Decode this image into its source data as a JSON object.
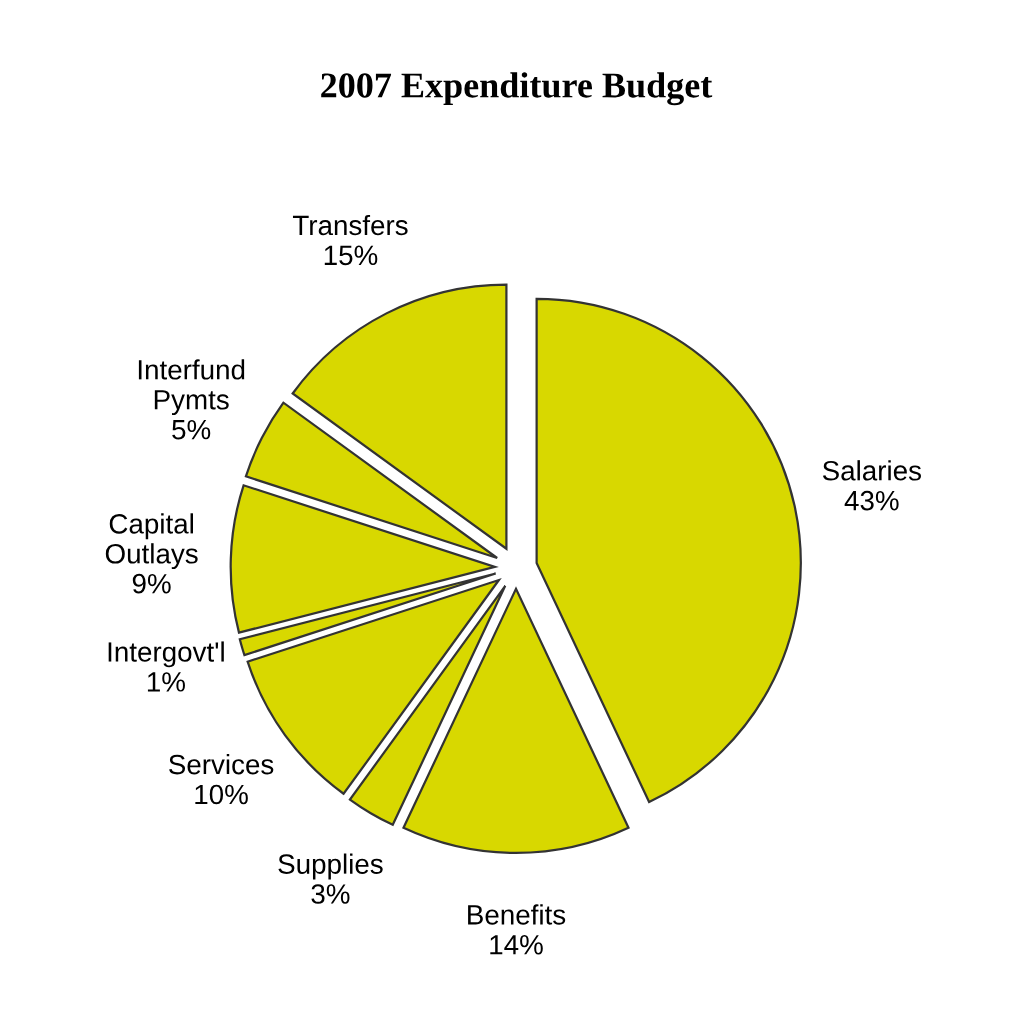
{
  "chart_data": {
    "type": "pie",
    "title": "2007 Expenditure Budget",
    "categories": [
      "Salaries",
      "Benefits",
      "Supplies",
      "Services",
      "Intergovt'l",
      "Capital Outlays",
      "Interfund Pymts",
      "Transfers"
    ],
    "values": [
      43,
      14,
      3,
      10,
      1,
      9,
      5,
      15
    ],
    "value_labels": [
      "43%",
      "14%",
      "3%",
      "10%",
      "1%",
      "9%",
      "5%",
      "15%"
    ],
    "colors": [
      "#d8d800",
      "#d8d800",
      "#d8d800",
      "#d8d800",
      "#d8d800",
      "#d8d800",
      "#d8d800",
      "#d8d800"
    ]
  }
}
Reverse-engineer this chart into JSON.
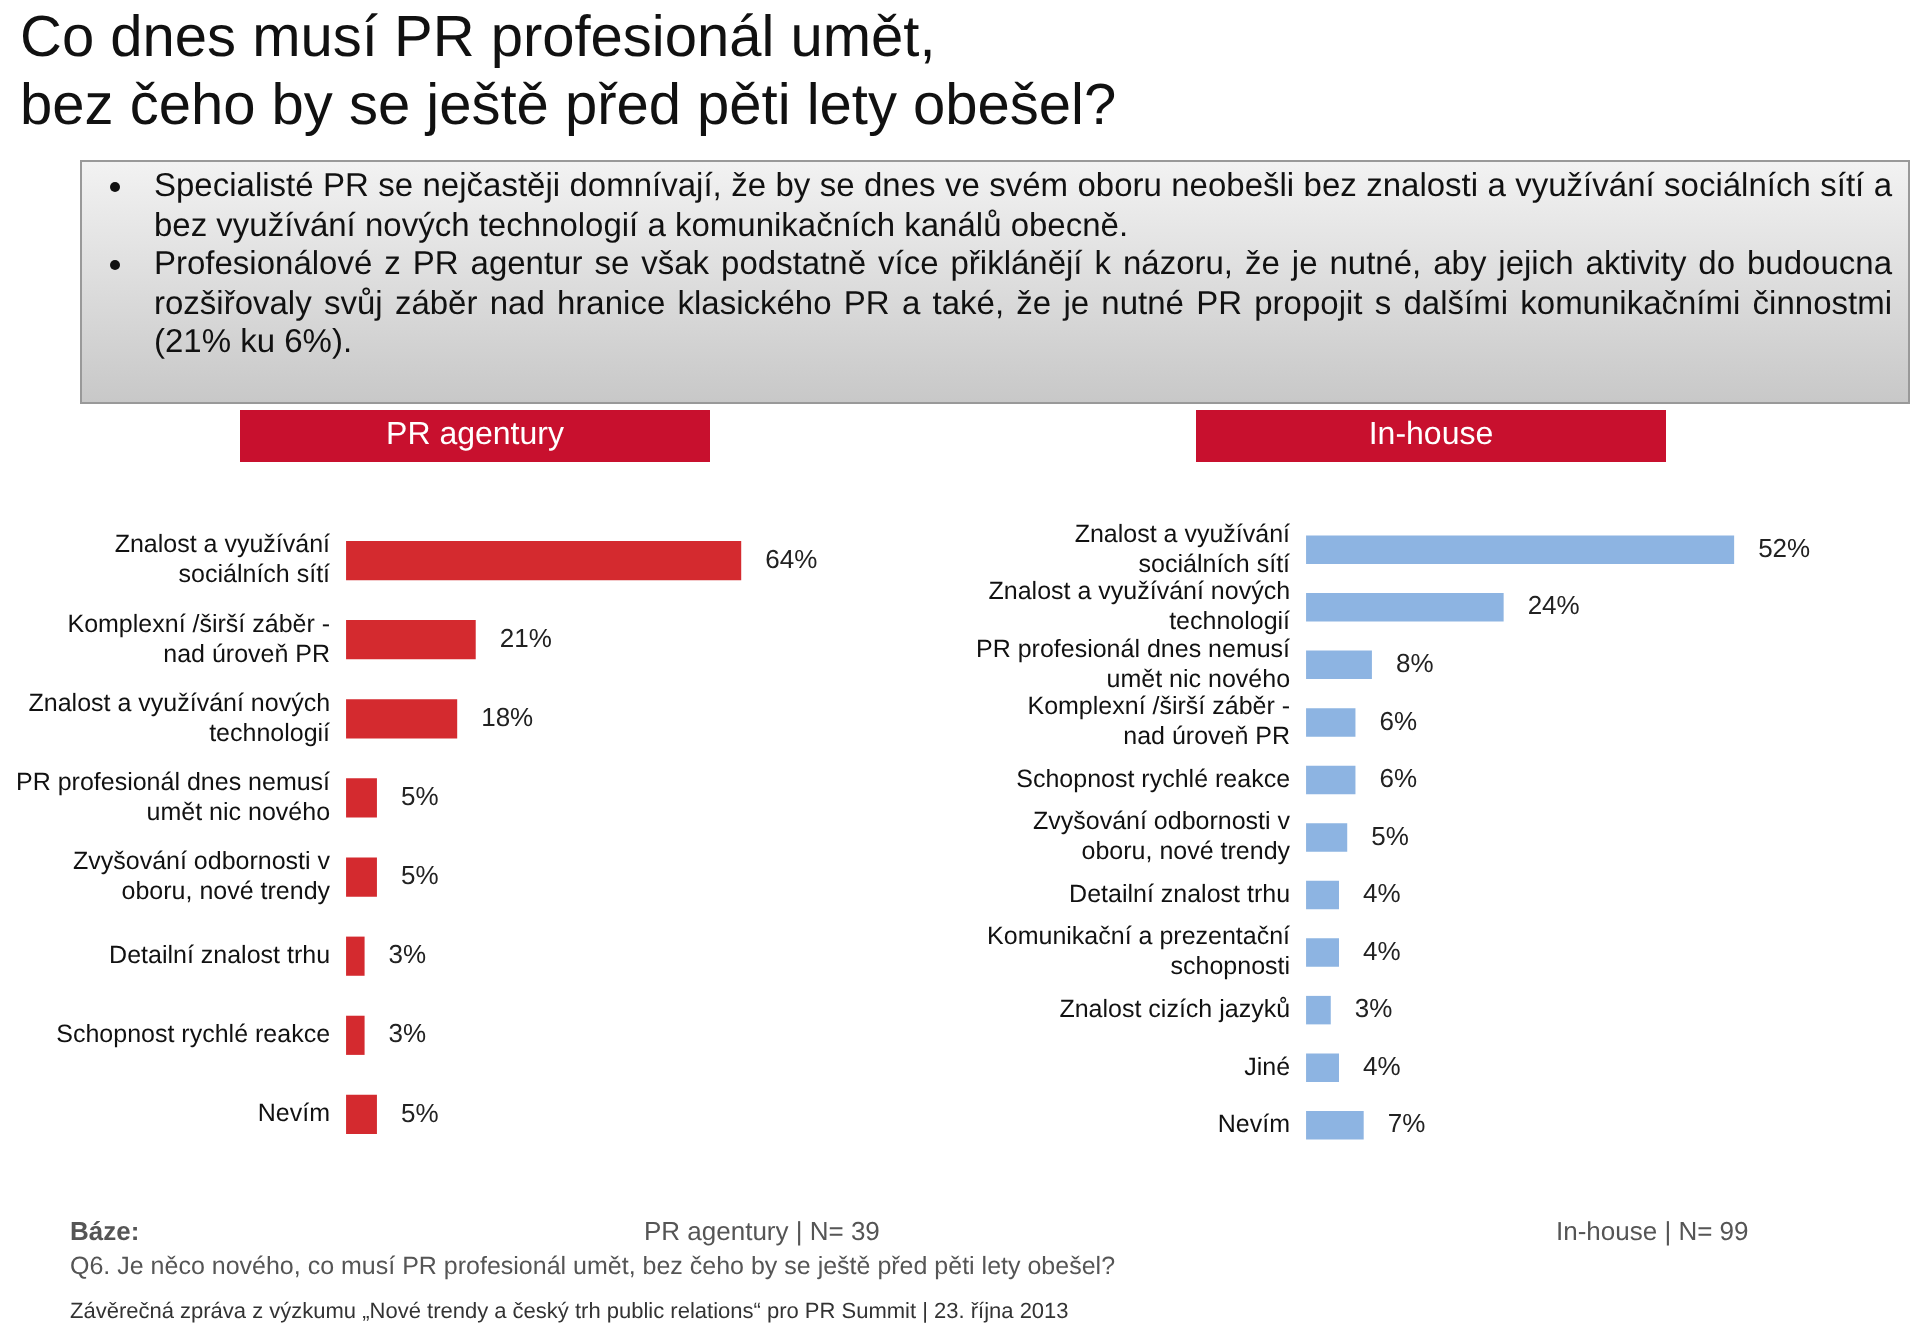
{
  "chart_data": [
    {
      "type": "bar",
      "orientation": "horizontal",
      "title": "PR agentury",
      "categories": [
        "Znalost a využívání sociálních sítí",
        "Komplexní /širší záběr - nad úroveň PR",
        "Znalost a využívání nových technologií",
        "PR profesionál dnes nemusí umět nic nového",
        "Zvyšování odbornosti v oboru, nové trendy",
        "Detailní znalost trhu",
        "Schopnost rychlé reakce",
        "Nevím"
      ],
      "values": [
        64,
        21,
        18,
        5,
        5,
        3,
        3,
        5
      ],
      "color": "#d42a2f",
      "value_labels": [
        "64%",
        "21%",
        "18%",
        "5%",
        "5%",
        "3%",
        "3%",
        "5%"
      ],
      "grid": false,
      "legend": false,
      "tick_labels": "y",
      "annotations": [
        "Co dnes musí PR profesionál umět,\nbez čeho by se ještě před pěti lety obešel?",
        "Specialisté PR se nejčastěji domnívají, že by se dnes ve svém oboru neobešli bez znalosti a využívání sociálních sítí a bez využívání nových technologií a komunikačních kanálů obecně.",
        "Profesionálové z PR agentur se však podstatně více přiklánějí k názoru, že je nutné, aby jejich aktivity do budoucna rozšiřovaly svůj záběr nad hranice klasického PR a také, že je nutné PR propojit s dalšími komunikačními činnostmi (21% ku 6%).",
        "Báze:",
        "PR agentury | N= 39",
        "Q6.  Je něco nového, co musí PR profesionál umět, bez čeho by se ještě před pěti lety obešel?",
        "Závěrečná zpráva z výzkumu „Nové trendy a český trh public relations“ pro PR Summit | 23. října 2013"
      ]
    },
    {
      "type": "bar",
      "orientation": "horizontal",
      "title": "In-house",
      "categories": [
        "Znalost a využívání sociálních sítí",
        "Znalost a využívání nových technologií",
        "PR profesionál dnes nemusí umět nic nového",
        "Komplexní /širší záběr - nad úroveň PR",
        "Schopnost rychlé reakce",
        "Zvyšování odbornosti v oboru, nové trendy",
        "Detailní znalost trhu",
        "Komunikační a prezentační schopnosti",
        "Znalost cizích jazyků",
        "Jiné",
        "Nevím"
      ],
      "values": [
        52,
        24,
        8,
        6,
        6,
        5,
        4,
        4,
        3,
        4,
        7
      ],
      "color": "#8db4e2",
      "value_labels": [
        "52%",
        "24%",
        "8%",
        "6%",
        "6%",
        "5%",
        "4%",
        "4%",
        "3%",
        "4%",
        "7%"
      ],
      "grid": false,
      "legend": false,
      "tick_labels": "y",
      "annotations": [
        "In-house | N= 99"
      ]
    }
  ]
}
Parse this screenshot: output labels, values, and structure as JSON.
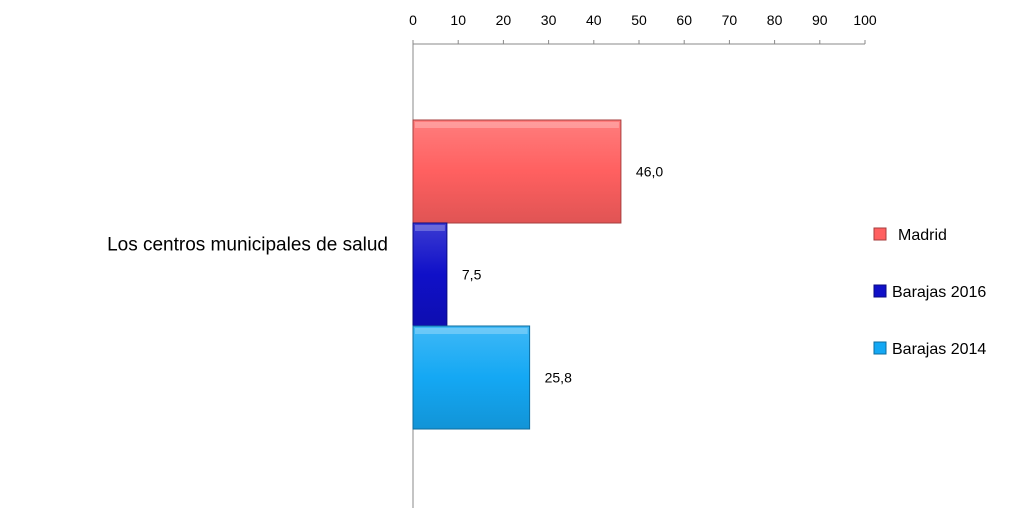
{
  "chart_data": {
    "type": "bar",
    "orientation": "horizontal",
    "categories": [
      "Los  centros municipales de salud"
    ],
    "xlim": [
      0,
      100
    ],
    "x_ticks": [
      0,
      10,
      20,
      30,
      40,
      50,
      60,
      70,
      80,
      90,
      100
    ],
    "x_axis_position": "top",
    "grid": false,
    "legend_position": "right",
    "series": [
      {
        "name": "Madrid",
        "values": [
          46.0
        ],
        "labels": [
          "46,0"
        ],
        "color": "#ff6060"
      },
      {
        "name": "Barajas 2016",
        "values": [
          7.5
        ],
        "labels": [
          "7,5"
        ],
        "color": "#1010c8"
      },
      {
        "name": "Barajas 2014",
        "values": [
          25.8
        ],
        "labels": [
          "25,8"
        ],
        "color": "#14a8f4"
      }
    ]
  }
}
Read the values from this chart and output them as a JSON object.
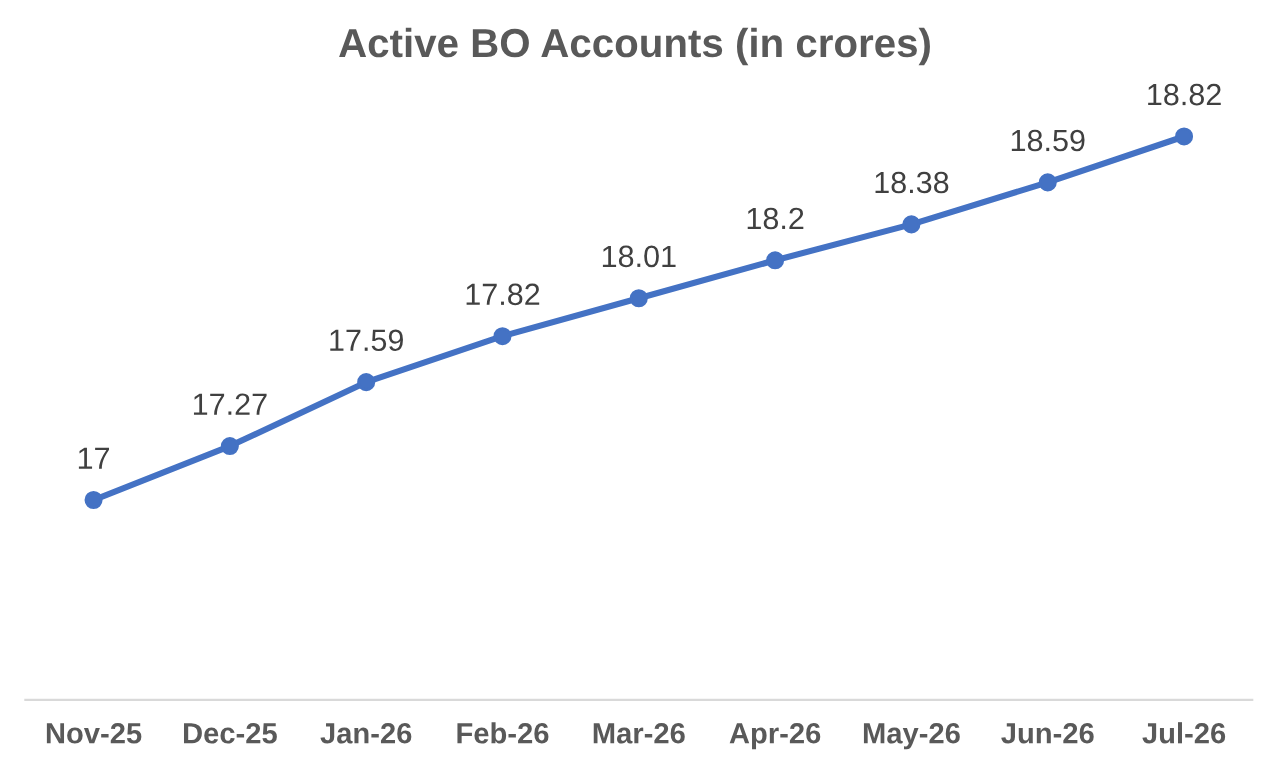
{
  "chart_data": {
    "type": "line",
    "title": "Active BO Accounts (in crores)",
    "categories": [
      "Nov-25",
      "Dec-25",
      "Jan-26",
      "Feb-26",
      "Mar-26",
      "Apr-26",
      "May-26",
      "Jun-26",
      "Jul-26"
    ],
    "values": [
      17,
      17.27,
      17.59,
      17.82,
      18.01,
      18.2,
      18.38,
      18.59,
      18.82
    ],
    "color": "#4472c4",
    "marker": "circle",
    "line_style": "solid",
    "data_labels": true,
    "grid": false,
    "legend": false
  }
}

--- --- ---

In the entries above, find lines with "čeho" and copy each.

        "Co dnes musí PR profesionál umět,\nbez čeho by se ještě před pěti lety obešel?",
        "Q6.  Je něco nového, co musí PR profesionál umět, bez čeho by se ještě před pěti lety obešel?",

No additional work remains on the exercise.